[SET TASK]:
Print out each entry below exactly, please.

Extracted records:
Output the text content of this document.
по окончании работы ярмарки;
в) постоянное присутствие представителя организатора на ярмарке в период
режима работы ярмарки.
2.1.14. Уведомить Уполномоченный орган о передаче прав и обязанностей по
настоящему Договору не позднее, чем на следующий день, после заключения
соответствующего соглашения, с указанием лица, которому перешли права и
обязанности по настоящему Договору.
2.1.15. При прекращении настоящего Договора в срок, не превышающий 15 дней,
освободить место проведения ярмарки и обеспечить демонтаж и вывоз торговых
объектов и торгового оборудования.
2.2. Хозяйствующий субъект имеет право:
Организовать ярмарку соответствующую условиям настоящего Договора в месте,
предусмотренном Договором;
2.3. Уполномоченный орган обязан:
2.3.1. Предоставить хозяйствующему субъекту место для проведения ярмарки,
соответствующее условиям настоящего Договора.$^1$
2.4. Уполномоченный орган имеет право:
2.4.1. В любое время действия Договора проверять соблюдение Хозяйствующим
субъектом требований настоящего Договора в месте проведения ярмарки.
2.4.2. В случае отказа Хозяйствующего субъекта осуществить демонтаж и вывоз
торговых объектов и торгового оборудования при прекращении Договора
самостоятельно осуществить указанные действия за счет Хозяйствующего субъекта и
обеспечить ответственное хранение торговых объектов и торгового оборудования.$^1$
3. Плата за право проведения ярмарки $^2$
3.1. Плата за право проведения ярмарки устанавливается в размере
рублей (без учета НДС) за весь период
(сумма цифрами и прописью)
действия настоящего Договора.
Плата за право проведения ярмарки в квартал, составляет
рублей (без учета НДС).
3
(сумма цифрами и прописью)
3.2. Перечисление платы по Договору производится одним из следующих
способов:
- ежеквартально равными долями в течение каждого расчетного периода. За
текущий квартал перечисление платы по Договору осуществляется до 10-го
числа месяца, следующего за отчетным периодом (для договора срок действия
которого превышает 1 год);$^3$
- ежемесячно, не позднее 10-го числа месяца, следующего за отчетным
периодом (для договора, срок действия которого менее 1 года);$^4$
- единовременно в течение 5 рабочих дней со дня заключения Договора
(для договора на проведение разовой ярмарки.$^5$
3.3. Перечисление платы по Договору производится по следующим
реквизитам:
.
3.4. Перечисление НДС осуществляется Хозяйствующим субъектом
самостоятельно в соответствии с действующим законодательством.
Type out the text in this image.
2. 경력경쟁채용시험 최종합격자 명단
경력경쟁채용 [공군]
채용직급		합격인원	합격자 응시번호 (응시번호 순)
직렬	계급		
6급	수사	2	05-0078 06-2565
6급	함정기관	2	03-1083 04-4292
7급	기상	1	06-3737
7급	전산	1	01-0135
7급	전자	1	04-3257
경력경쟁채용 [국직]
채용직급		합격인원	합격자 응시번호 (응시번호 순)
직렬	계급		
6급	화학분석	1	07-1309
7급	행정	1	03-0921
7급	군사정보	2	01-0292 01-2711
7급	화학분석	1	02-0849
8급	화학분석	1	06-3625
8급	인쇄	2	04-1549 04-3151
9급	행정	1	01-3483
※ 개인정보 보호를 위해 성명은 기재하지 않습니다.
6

[SOLUTION TO THIS EXERCISE]:
Output the text content of this document.
по окончании работы ярмарки;
в) постоянное присутствие представителя организатора на ярмарке в период
режима работы ярмарки.
2.1.14. Уведомить Уполномоченный орган о передаче прав и обязанностей по
настоящему Договору не позднее, чем на следующий день, после заключения
соответствующего соглашения, с указанием лица, которому перешли права и
обязанности по настоящему Договору.
2.1.15. При прекращении настоящего Договора в срок, не превышающий 15 дней,
освободить место проведения ярмарки и обеспечить демонтаж и вывоз торговых
объектов и торгового оборудования.
2.2. Хозяйствующий субъект имеет право:
Организовать ярмарку соответствующую условиям настоящего Договора в месте,
предусмотренном Договором;
2.3. Уполномоченный орган обязан:
2.3.1. Предоставить хозяйствующему субъекту место для проведения ярмарки,
соответствующее условиям настоящего Договора.$^1$
2.4. Уполномоченный орган имеет право:
2.4.1. В любое время действия Договора проверять соблюдение Хозяйствующим
субъектом требований настоящего Договора в месте проведения ярмарки.
2.4.2. В случае отказа Хозяйствующего субъекта осуществить демонтаж и вывоз
торговых объектов и торгового оборудования при прекращении Договора
самостоятельно осуществить указанные действия за счет Хозяйствующего субъекта и
обеспечить ответственное хранение торговых объектов и торгового оборудования.$^1$
3. Плата за право проведения ярмарки $^2$
3.1. Плата за право проведения ярмарки устанавливается в размере
рублей (без учета НДС) за весь период
(сумма цифрами и прописью)
действия настоящего Договора.
Плата за право проведения ярмарки в квартал, составляет
рублей (без учета НДС).
3
(сумма цифрами и прописью)
3.2. Перечисление платы по Договору производится одним из следующих
способов:
- ежеквартально равными долями в течение каждого расчетного периода. За
текущий квартал перечисление платы по Договору осуществляется до 10-го
числа месяца, следующего за отчетным периодом (для договора срок действия
которого превышает 1 год);$^3$
- ежемесячно, не позднее 10-го числа месяца, следующего за отчетным
периодом (для договора, срок действия которого менее 1 года);$^4$
- единовременно в течение 5 рабочих дней со дня заключения Договора
(для договора на проведение разовой ярмарки.$^5$
3.3. Перечисление платы по Договору производится по следующим
реквизитам:
.
3.4. Перечисление НДС осуществляется Хозяйствующим субъектом
самостоятельно в соответствии с действующим законодательством.
Type out the text in this image.
2. 경력경쟁채용시험 최종합격자 명단
경력경쟁채용 [공군]
채용직급		합격인원	합격자 응시번호 (응시번호 순)
직렬	계급		
6급	수사	2	05-0078 06-2565
6급	함정기관	2	03-1083 04-4292
7급	기상	1	06-3737
7급	전산	1	01-0135
7급	전자	1	04-3257
경력경쟁채용 [국직]
채용직급		합격인원	합격자 응시번호 (응시번호 순)
직렬	계급		
6급	화학분석	1	07-1309
7급	행정	1	03-0921
7급	군사정보	2	01-0292 01-2711
7급	화학분석	1	02-0849
8급	화학분석	1	06-3625
8급	인쇄	2	04-1549 04-3151
9급	행정	1	01-3483
※ 개인정보 보호를 위해 성명은 기재하지 않습니다.
6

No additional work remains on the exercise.